• [Written problem] Scan the material for the word "Used", and copy each line where it shows up.

• [Dataset rows]
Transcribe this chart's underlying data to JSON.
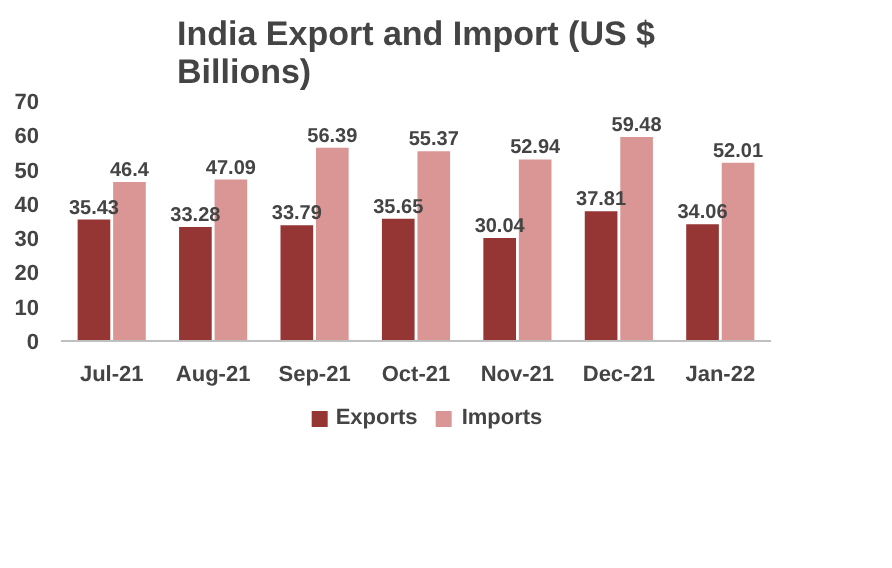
{
  "chart_data": {
    "type": "bar",
    "title": "India Export and Import (US $ Billions)",
    "categories": [
      "Jul-21",
      "Aug-21",
      "Sep-21",
      "Oct-21",
      "Nov-21",
      "Dec-21",
      "Jan-22"
    ],
    "series": [
      {
        "name": "Exports",
        "color": "#963634",
        "values": [
          35.43,
          33.28,
          33.79,
          35.65,
          30.04,
          37.81,
          34.06
        ]
      },
      {
        "name": "Imports",
        "color": "#da9694",
        "values": [
          46.4,
          47.09,
          56.39,
          55.37,
          52.94,
          59.48,
          52.01
        ]
      }
    ],
    "ylim": [
      0,
      70
    ],
    "yticks": [
      0,
      10,
      20,
      30,
      40,
      50,
      60,
      70
    ],
    "grid": false,
    "legend": "bottom",
    "data_labels": true
  }
}
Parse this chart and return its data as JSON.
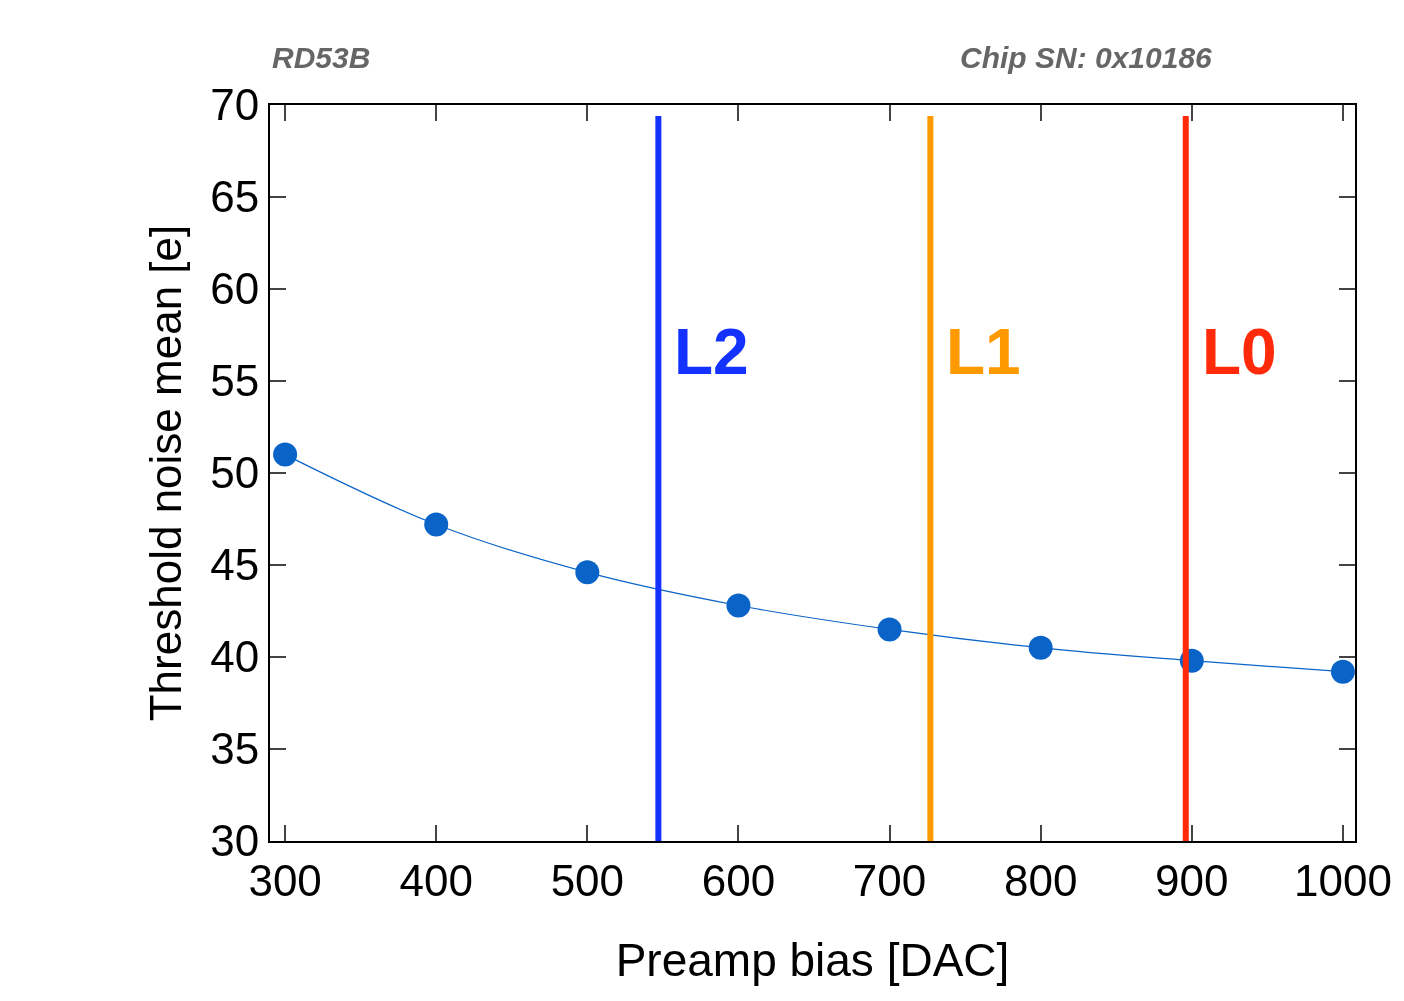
{
  "chart_data": {
    "type": "line",
    "xlabel": "Preamp bias [DAC]",
    "ylabel": "Threshold noise mean [e]",
    "annotations": [
      "RD53B",
      "Chip SN: 0x10186"
    ],
    "x": [
      300,
      400,
      500,
      600,
      700,
      800,
      900,
      1000
    ],
    "series": [
      {
        "color": "#0a64c8",
        "values": [
          51.0,
          47.2,
          44.6,
          42.8,
          41.5,
          40.5,
          39.8,
          39.2
        ]
      }
    ],
    "xlim": [
      290,
      1008
    ],
    "ylim": [
      30,
      70
    ],
    "xticks": [
      300,
      400,
      500,
      600,
      700,
      800,
      900,
      1000
    ],
    "yticks": [
      30,
      35,
      40,
      45,
      50,
      55,
      60,
      65,
      70
    ],
    "ref_lines": [
      {
        "axis": "x",
        "value": 547,
        "label": "L2",
        "color": "#1432ff"
      },
      {
        "axis": "x",
        "value": 727,
        "label": "L1",
        "color": "#ff9900"
      },
      {
        "axis": "x",
        "value": 896,
        "label": "L0",
        "color": "#ff2a0a"
      }
    ],
    "legend": false,
    "marker": "circle",
    "line_style": "solid"
  }
}
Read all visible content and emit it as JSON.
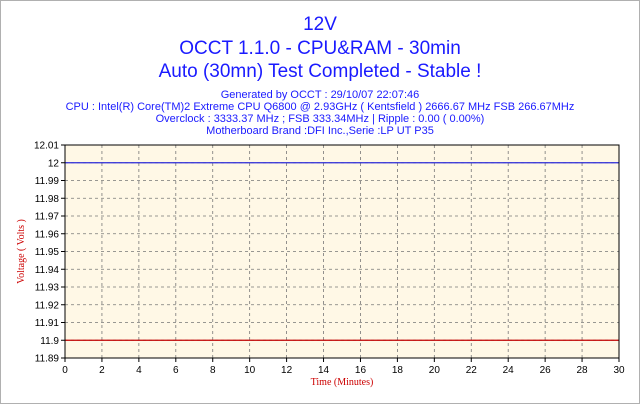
{
  "chart_data": {
    "type": "line",
    "title": "12V",
    "subtitle": "OCCT 1.1.0 - CPU&RAM - 30min",
    "subtitle2": "Auto (30mn) Test Completed - Stable !",
    "info_lines": [
      "Generated by OCCT : 29/10/07 22:07:46",
      "CPU : Intel(R) Core(TM)2 Extreme CPU Q6800  @ 2.93GHz ( Kentsfield ) 2666.67 MHz FSB 266.67MHz",
      "Overclock : 3333.37 MHz ; FSB 333.34MHz | Ripple : 0.00 ( 0.00%)",
      "Motherboard Brand :DFI Inc.,Serie :LP UT P35"
    ],
    "xlabel": "Time (Minutes)",
    "ylabel": "Voltage ( Volts )",
    "xlim": [
      0,
      30
    ],
    "ylim": [
      11.89,
      12.01
    ],
    "x_ticks": [
      0,
      2,
      4,
      6,
      8,
      10,
      12,
      14,
      16,
      18,
      20,
      22,
      24,
      26,
      28,
      30
    ],
    "y_ticks": [
      12.01,
      12,
      11.99,
      11.98,
      11.97,
      11.96,
      11.95,
      11.94,
      11.93,
      11.92,
      11.91,
      11.9,
      11.89
    ],
    "grid": true,
    "legend": "none",
    "series": [
      {
        "values": [
          [
            0,
            12.0
          ],
          [
            30,
            12.0
          ]
        ],
        "color": "#2b2bd8"
      },
      {
        "values": [
          [
            0,
            11.9
          ],
          [
            30,
            11.9
          ]
        ],
        "color": "#c00000"
      }
    ],
    "colors": {
      "title": "#1a1aff",
      "plot_background": "#fff8e6",
      "axis_title": "#cc0000",
      "grid": "#777777"
    }
  }
}
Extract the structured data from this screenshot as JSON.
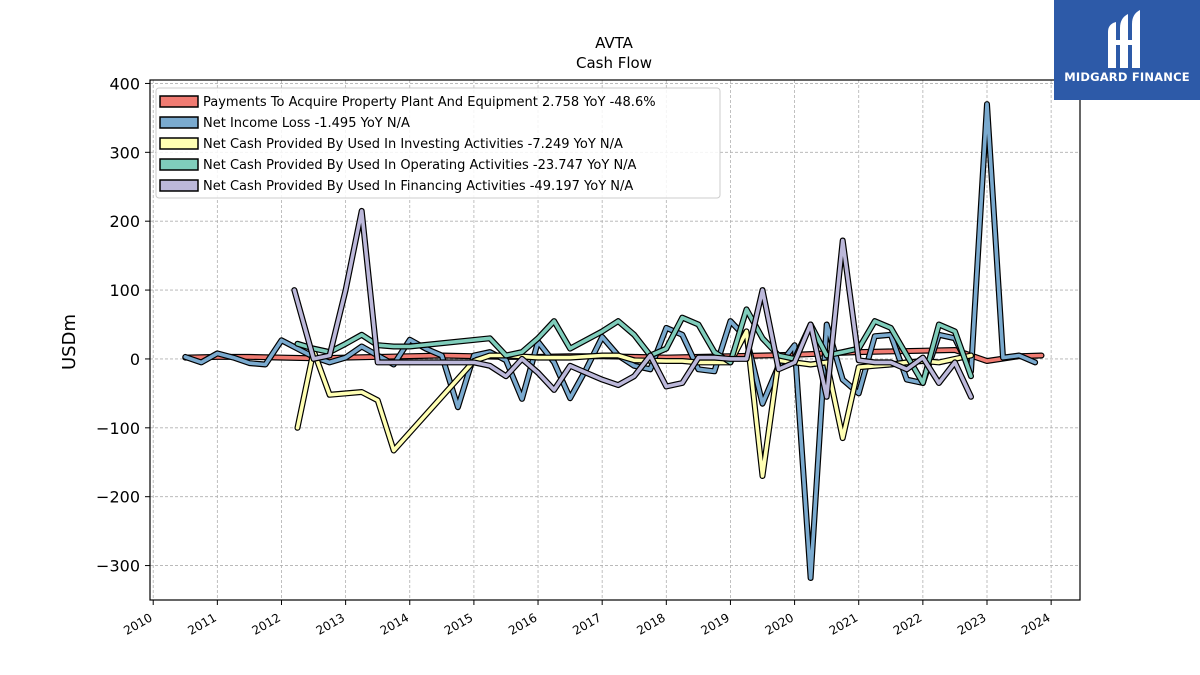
{
  "brand": {
    "name": "MIDGARD FINANCE",
    "bg": "#2d5aa8"
  },
  "chart_data": {
    "type": "line",
    "title": "AVTA",
    "subtitle": "Cash Flow",
    "ylabel": "USDm",
    "xlabel": "",
    "ylim": [
      -350,
      405
    ],
    "xlim": [
      2009.95,
      2024.45
    ],
    "yticks": [
      -300,
      -200,
      -100,
      0,
      100,
      200,
      300,
      400
    ],
    "ytick_labels": [
      "−300",
      "−200",
      "−100",
      "0",
      "100",
      "200",
      "300",
      "400"
    ],
    "xticks": [
      2010,
      2011,
      2012,
      2013,
      2014,
      2015,
      2016,
      2017,
      2018,
      2019,
      2020,
      2021,
      2022,
      2023,
      2024
    ],
    "xtick_labels": [
      "2010",
      "2011",
      "2012",
      "2013",
      "2014",
      "2015",
      "2016",
      "2017",
      "2018",
      "2019",
      "2020",
      "2021",
      "2022",
      "2023",
      "2024"
    ],
    "grid": true,
    "legend_position": "top-left",
    "series": [
      {
        "name": "Payments To Acquire Property Plant And Equipment  2.758 YoY -48.6%",
        "color": "#f07b72",
        "x": [
          2010.5,
          2011.0,
          2011.5,
          2012.0,
          2012.5,
          2013.0,
          2013.5,
          2014.0,
          2014.5,
          2015.0,
          2015.5,
          2016.0,
          2016.5,
          2017.0,
          2017.5,
          2018.0,
          2018.5,
          2019.0,
          2019.5,
          2020.0,
          2020.5,
          2021.0,
          2021.5,
          2022.0,
          2022.5,
          2023.0,
          2023.5,
          2023.85
        ],
        "y": [
          2,
          3,
          3,
          2,
          1,
          2,
          3,
          4,
          5,
          4,
          3,
          3,
          4,
          4,
          3,
          2,
          3,
          4,
          5,
          6,
          8,
          10,
          11,
          12,
          13,
          -3,
          4,
          5
        ]
      },
      {
        "name": "Net Income Loss  -1.495 YoY N/A",
        "color": "#7aaacf",
        "x": [
          2010.5,
          2010.75,
          2011.0,
          2011.25,
          2011.5,
          2011.75,
          2012.0,
          2012.25,
          2012.5,
          2012.75,
          2013.0,
          2013.25,
          2013.5,
          2013.75,
          2014.0,
          2014.25,
          2014.5,
          2014.75,
          2015.0,
          2015.25,
          2015.5,
          2015.75,
          2016.0,
          2016.25,
          2016.5,
          2016.75,
          2017.0,
          2017.25,
          2017.5,
          2017.75,
          2018.0,
          2018.25,
          2018.5,
          2018.75,
          2019.0,
          2019.25,
          2019.5,
          2019.75,
          2020.0,
          2020.25,
          2020.5,
          2020.75,
          2021.0,
          2021.25,
          2021.5,
          2021.75,
          2022.0,
          2022.25,
          2022.5,
          2022.75,
          2023.0,
          2023.25,
          2023.5,
          2023.75
        ],
        "y": [
          3,
          -5,
          8,
          2,
          -6,
          -8,
          27,
          15,
          3,
          -5,
          2,
          18,
          5,
          -8,
          28,
          15,
          5,
          -70,
          5,
          10,
          -2,
          -58,
          25,
          -5,
          -57,
          -15,
          32,
          5,
          -10,
          -15,
          45,
          35,
          -15,
          -18,
          55,
          30,
          -65,
          -10,
          20,
          -318,
          50,
          -30,
          -50,
          33,
          35,
          -30,
          -35,
          35,
          30,
          -18,
          370,
          2,
          5,
          -5
        ]
      },
      {
        "name": "Net Cash Provided By Used In Investing Activities  -7.249 YoY N/A",
        "color": "#ffffb3",
        "x": [
          2012.25,
          2012.5,
          2012.75,
          2013.0,
          2013.25,
          2013.5,
          2013.75,
          2015.0,
          2015.25,
          2015.5,
          2016.0,
          2016.5,
          2017.0,
          2017.25,
          2017.5,
          2018.0,
          2018.25,
          2018.5,
          2019.0,
          2019.25,
          2019.5,
          2019.75,
          2020.0,
          2020.25,
          2020.5,
          2020.75,
          2021.0,
          2021.25,
          2021.5,
          2021.75,
          2022.0,
          2022.25,
          2022.5,
          2022.75
        ],
        "y": [
          -100,
          12,
          -52,
          -50,
          -48,
          -60,
          -133,
          -3,
          5,
          5,
          2,
          2,
          5,
          5,
          -2,
          -3,
          -3,
          -5,
          -5,
          40,
          -170,
          -2,
          -5,
          -8,
          -5,
          -115,
          -12,
          -10,
          -8,
          -5,
          -3,
          -5,
          0,
          5
        ]
      },
      {
        "name": "Net Cash Provided By Used In Operating Activities  -23.747 YoY N/A",
        "color": "#7fcdbb",
        "x": [
          2012.25,
          2012.5,
          2012.75,
          2013.0,
          2013.25,
          2013.5,
          2013.75,
          2014.0,
          2015.25,
          2015.5,
          2015.75,
          2016.0,
          2016.25,
          2016.5,
          2017.0,
          2017.25,
          2017.5,
          2017.75,
          2018.0,
          2018.25,
          2018.5,
          2018.75,
          2019.0,
          2019.25,
          2019.5,
          2019.75,
          2020.0,
          2020.25,
          2020.5,
          2020.75,
          2021.0,
          2021.25,
          2021.5,
          2021.75,
          2022.0,
          2022.25,
          2022.5,
          2022.75
        ],
        "y": [
          22,
          15,
          10,
          22,
          35,
          20,
          18,
          18,
          30,
          5,
          10,
          30,
          55,
          15,
          40,
          55,
          35,
          5,
          15,
          60,
          50,
          10,
          -5,
          72,
          30,
          5,
          0,
          50,
          5,
          10,
          15,
          55,
          45,
          5,
          -35,
          50,
          40,
          -25
        ]
      },
      {
        "name": "Net Cash Provided By Used In Financing Activities  -49.197 YoY N/A",
        "color": "#bcb8da",
        "x": [
          2012.2,
          2012.5,
          2012.75,
          2013.0,
          2013.25,
          2013.5,
          2014.0,
          2014.5,
          2015.0,
          2015.25,
          2015.5,
          2015.75,
          2016.0,
          2016.25,
          2016.5,
          2016.75,
          2017.0,
          2017.25,
          2017.5,
          2017.75,
          2018.0,
          2018.25,
          2018.5,
          2018.75,
          2019.0,
          2019.25,
          2019.5,
          2019.75,
          2020.0,
          2020.25,
          2020.5,
          2020.75,
          2021.0,
          2021.25,
          2021.5,
          2021.75,
          2022.0,
          2022.25,
          2022.5,
          2022.75
        ],
        "y": [
          100,
          0,
          5,
          100,
          215,
          -5,
          -5,
          -5,
          -5,
          -10,
          -25,
          0,
          -20,
          -45,
          -10,
          -20,
          -30,
          -38,
          -25,
          5,
          -40,
          -35,
          2,
          2,
          0,
          0,
          100,
          -15,
          -5,
          50,
          -55,
          172,
          -2,
          -5,
          -5,
          -15,
          2,
          -35,
          -5,
          -55
        ]
      }
    ]
  }
}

• [Answer to this exercise]
        "name": "Net Cash Provided By Used In Investing Activities  -7.249 YoY N/A",
        "name": "Net Cash Provided By Used In Operating Activities  -23.747 YoY N/A",
        "name": "Net Cash Provided By Used In Financing Activities  -49.197 YoY N/A",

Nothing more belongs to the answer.